--- Begin ENTRIES ---
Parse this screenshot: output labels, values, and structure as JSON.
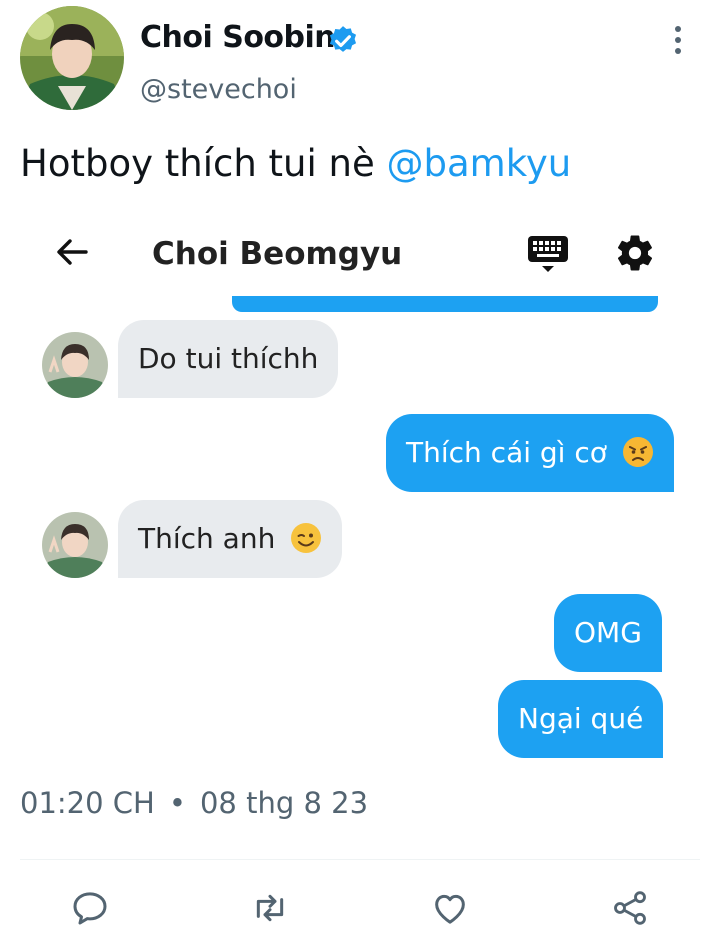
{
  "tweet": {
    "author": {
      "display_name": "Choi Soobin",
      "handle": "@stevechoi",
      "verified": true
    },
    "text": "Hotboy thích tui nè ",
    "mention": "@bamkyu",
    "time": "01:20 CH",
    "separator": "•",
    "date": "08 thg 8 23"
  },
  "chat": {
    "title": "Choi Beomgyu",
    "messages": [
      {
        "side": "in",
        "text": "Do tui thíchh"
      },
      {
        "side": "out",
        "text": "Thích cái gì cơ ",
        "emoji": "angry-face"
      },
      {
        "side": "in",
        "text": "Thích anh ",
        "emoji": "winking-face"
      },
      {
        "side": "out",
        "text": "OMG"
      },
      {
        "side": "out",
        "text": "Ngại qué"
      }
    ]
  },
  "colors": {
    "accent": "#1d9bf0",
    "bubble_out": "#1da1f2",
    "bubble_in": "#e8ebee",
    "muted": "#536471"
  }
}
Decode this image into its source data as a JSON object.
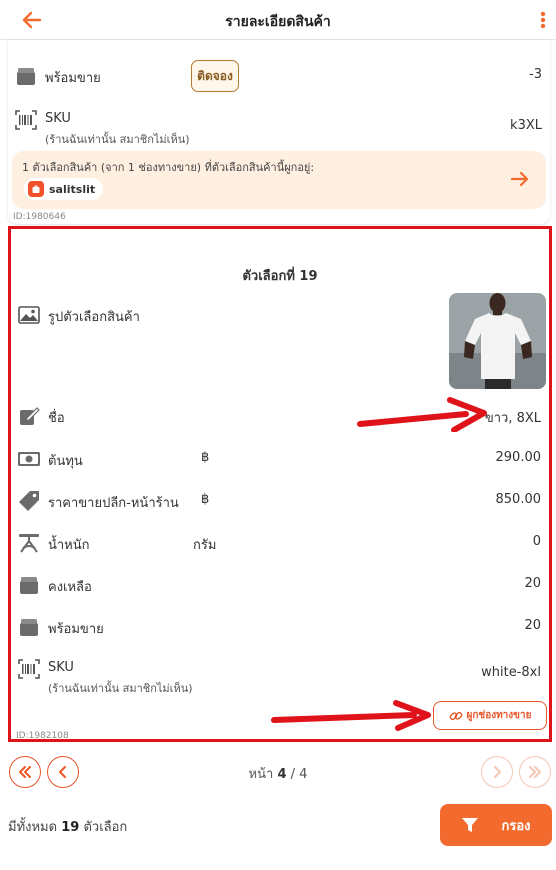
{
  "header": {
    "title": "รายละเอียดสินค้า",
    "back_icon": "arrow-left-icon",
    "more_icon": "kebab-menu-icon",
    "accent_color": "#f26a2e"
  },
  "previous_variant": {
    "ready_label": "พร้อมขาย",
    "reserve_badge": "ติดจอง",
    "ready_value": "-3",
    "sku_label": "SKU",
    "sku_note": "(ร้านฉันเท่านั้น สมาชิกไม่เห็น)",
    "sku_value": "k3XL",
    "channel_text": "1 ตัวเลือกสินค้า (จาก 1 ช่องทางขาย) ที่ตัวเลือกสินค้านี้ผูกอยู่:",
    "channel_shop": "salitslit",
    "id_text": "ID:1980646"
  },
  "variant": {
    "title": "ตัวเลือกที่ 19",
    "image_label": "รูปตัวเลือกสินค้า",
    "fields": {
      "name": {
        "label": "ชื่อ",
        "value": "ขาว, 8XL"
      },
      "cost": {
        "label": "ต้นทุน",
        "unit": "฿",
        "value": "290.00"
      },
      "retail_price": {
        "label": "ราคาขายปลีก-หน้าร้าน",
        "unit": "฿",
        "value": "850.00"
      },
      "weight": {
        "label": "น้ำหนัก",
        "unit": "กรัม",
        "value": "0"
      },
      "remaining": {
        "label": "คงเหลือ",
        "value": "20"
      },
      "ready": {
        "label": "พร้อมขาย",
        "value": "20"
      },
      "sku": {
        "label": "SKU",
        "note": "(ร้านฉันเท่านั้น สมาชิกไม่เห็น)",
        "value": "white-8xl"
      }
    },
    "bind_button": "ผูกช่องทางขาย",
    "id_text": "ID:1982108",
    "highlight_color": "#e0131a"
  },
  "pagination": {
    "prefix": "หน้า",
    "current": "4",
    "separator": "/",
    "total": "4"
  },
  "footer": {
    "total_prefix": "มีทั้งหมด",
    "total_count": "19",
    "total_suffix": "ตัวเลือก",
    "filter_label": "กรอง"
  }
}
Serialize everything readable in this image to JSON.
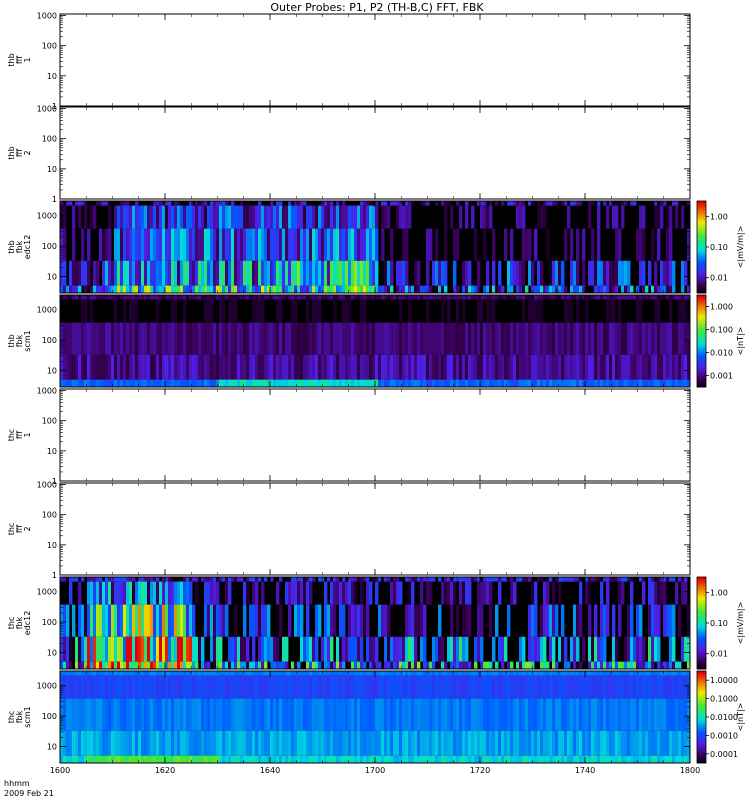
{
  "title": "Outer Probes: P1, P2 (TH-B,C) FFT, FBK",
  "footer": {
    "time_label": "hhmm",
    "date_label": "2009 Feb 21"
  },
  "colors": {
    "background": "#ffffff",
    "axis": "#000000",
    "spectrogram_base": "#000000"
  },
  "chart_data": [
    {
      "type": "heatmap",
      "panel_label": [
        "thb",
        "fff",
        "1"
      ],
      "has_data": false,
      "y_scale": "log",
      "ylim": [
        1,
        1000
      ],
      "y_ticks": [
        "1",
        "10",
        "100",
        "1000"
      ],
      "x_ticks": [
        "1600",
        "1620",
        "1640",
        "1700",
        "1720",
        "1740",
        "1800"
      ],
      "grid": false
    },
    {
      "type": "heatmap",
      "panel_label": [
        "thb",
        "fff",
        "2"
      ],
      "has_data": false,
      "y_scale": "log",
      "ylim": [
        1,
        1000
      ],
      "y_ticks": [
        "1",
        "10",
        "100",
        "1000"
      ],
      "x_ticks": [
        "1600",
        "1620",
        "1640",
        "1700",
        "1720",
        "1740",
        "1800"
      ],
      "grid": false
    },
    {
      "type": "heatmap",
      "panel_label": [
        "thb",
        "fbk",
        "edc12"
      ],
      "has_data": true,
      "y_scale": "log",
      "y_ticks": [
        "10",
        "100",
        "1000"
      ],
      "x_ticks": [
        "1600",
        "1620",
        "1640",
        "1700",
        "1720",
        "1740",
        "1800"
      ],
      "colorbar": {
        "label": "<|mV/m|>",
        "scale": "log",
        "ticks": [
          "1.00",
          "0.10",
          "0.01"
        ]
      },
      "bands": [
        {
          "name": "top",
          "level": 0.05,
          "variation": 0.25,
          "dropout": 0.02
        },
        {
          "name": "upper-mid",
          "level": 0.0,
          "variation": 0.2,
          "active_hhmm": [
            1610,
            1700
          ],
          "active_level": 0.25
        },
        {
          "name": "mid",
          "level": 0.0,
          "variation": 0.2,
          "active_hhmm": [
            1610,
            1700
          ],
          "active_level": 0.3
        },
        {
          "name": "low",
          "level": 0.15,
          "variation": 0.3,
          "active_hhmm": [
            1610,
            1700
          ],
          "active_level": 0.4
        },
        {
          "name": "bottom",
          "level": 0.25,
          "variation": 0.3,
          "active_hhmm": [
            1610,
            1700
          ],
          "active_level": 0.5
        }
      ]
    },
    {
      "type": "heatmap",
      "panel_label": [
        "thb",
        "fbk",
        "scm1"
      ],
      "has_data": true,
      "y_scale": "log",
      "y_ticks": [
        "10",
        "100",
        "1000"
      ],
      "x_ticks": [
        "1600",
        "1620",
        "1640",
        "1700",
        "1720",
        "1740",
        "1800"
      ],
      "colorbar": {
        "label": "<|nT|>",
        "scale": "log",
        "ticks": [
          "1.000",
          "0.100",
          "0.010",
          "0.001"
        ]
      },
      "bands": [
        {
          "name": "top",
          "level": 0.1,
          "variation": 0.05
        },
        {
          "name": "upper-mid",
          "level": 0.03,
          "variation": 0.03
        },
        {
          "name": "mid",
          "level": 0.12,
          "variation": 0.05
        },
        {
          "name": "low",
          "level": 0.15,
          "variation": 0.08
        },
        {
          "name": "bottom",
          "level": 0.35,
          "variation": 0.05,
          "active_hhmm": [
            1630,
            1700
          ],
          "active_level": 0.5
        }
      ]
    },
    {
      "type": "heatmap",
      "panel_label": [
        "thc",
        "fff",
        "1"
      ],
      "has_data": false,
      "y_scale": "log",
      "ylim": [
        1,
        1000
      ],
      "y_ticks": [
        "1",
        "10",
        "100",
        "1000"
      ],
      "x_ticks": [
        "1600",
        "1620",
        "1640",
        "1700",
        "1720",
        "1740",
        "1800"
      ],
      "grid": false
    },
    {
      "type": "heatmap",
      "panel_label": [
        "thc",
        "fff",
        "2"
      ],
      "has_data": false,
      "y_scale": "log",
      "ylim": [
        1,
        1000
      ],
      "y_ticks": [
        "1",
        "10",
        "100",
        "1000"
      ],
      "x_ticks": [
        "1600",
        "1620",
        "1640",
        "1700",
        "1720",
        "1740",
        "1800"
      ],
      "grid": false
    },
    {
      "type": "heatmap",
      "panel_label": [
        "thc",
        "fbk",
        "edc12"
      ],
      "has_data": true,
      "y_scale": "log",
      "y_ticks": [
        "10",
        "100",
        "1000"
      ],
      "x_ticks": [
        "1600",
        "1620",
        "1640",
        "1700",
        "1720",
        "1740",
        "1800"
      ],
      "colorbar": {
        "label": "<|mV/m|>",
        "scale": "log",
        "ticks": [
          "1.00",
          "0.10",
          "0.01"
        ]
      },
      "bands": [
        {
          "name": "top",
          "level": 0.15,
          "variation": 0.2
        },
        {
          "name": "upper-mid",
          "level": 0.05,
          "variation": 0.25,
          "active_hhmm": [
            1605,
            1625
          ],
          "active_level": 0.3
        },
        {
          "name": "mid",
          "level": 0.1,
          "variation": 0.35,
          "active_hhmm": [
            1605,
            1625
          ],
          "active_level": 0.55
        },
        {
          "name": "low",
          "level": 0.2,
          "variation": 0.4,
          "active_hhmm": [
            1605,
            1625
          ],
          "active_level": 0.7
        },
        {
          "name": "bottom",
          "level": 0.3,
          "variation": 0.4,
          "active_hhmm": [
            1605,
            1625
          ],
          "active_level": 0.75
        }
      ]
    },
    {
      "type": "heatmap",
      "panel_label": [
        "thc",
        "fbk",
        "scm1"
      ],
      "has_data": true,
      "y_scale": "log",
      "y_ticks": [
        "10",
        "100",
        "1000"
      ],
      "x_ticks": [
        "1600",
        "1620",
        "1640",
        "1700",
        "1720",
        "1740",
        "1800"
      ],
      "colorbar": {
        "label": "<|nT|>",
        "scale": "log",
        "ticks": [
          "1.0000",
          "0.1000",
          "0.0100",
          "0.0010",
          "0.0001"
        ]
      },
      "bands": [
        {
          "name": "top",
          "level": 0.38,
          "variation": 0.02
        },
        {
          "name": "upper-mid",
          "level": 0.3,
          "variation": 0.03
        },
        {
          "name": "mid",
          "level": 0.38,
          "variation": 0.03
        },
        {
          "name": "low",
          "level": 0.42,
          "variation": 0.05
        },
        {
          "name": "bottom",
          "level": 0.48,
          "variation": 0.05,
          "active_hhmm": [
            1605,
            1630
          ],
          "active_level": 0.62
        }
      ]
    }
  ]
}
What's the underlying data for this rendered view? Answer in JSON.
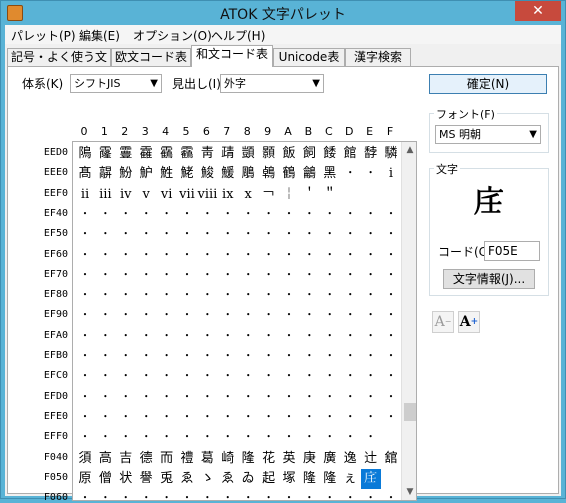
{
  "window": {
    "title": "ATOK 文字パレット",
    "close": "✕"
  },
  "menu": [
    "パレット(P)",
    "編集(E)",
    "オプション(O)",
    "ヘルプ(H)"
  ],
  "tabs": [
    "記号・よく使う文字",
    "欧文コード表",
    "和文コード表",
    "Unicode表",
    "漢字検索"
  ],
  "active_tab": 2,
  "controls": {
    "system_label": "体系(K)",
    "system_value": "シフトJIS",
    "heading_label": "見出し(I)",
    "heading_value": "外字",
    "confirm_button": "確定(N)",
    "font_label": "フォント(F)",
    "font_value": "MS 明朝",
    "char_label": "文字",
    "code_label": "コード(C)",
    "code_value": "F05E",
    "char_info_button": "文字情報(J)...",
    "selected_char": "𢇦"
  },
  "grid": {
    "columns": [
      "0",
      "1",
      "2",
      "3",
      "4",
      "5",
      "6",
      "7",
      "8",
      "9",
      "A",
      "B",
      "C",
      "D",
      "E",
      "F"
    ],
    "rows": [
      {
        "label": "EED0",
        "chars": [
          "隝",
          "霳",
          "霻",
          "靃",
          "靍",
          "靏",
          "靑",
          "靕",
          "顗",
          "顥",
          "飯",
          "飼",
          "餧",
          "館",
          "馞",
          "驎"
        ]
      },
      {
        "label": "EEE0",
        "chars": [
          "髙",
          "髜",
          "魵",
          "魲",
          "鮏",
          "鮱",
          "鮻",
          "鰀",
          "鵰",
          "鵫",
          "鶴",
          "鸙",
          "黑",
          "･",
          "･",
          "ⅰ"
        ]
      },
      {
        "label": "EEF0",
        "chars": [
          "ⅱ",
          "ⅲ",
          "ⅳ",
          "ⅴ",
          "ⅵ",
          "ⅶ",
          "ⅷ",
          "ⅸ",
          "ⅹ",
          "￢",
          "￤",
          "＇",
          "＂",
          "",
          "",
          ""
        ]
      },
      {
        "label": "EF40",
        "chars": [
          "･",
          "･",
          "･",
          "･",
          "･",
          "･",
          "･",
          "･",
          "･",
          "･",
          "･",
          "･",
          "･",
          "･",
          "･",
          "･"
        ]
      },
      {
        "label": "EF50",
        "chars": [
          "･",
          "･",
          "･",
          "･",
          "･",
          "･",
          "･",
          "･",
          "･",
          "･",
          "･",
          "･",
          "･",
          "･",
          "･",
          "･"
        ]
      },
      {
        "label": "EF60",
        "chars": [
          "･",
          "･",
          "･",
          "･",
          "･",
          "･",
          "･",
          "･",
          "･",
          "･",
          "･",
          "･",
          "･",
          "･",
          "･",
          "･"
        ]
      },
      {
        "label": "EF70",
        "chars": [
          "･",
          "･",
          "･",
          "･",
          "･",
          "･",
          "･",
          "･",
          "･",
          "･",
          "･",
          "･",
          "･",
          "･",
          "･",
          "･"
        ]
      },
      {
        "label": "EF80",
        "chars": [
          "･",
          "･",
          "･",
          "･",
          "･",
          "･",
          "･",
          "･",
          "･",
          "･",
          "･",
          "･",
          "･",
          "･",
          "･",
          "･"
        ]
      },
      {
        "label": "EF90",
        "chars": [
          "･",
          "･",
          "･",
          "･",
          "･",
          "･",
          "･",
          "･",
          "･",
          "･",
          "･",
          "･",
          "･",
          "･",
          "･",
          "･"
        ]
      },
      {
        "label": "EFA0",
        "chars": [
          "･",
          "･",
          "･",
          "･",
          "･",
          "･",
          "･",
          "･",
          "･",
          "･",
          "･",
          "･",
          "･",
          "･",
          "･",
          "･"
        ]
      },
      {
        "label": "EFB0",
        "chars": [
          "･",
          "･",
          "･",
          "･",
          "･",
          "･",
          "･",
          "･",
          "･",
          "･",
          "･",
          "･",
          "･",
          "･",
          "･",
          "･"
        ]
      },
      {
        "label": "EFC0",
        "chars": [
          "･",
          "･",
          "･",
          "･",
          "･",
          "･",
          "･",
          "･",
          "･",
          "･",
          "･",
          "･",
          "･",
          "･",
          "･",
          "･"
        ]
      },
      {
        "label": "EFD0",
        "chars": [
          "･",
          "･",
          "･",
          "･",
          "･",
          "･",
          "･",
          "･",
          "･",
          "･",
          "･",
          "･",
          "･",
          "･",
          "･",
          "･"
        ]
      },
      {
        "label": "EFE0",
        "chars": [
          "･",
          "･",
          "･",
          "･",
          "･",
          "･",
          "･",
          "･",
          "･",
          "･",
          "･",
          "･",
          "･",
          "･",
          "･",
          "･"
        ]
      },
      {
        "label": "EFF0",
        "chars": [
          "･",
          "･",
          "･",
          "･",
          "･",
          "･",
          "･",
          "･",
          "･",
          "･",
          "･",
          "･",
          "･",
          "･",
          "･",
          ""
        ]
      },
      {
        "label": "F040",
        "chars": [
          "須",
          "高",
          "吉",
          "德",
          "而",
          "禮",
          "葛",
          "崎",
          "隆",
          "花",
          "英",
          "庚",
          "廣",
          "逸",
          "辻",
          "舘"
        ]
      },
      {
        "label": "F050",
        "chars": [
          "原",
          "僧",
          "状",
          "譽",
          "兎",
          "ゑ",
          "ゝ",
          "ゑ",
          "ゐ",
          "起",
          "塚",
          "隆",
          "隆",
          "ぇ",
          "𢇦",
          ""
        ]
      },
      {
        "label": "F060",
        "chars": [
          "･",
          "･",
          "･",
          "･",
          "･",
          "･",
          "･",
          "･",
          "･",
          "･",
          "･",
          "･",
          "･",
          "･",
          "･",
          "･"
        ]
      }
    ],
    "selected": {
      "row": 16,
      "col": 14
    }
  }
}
--- End ENTRIES ---
**WRITTEN PROBLEM:** Which lines include "สมาช"? Copy each of them out.

**WRITTEN SOLUTION:**
    "sku_note": "(ร้านฉันเท่านั้น สมาชิกไม่เห็น)",
        "note": "(ร้านฉันเท่านั้น สมาชิกไม่เห็น)",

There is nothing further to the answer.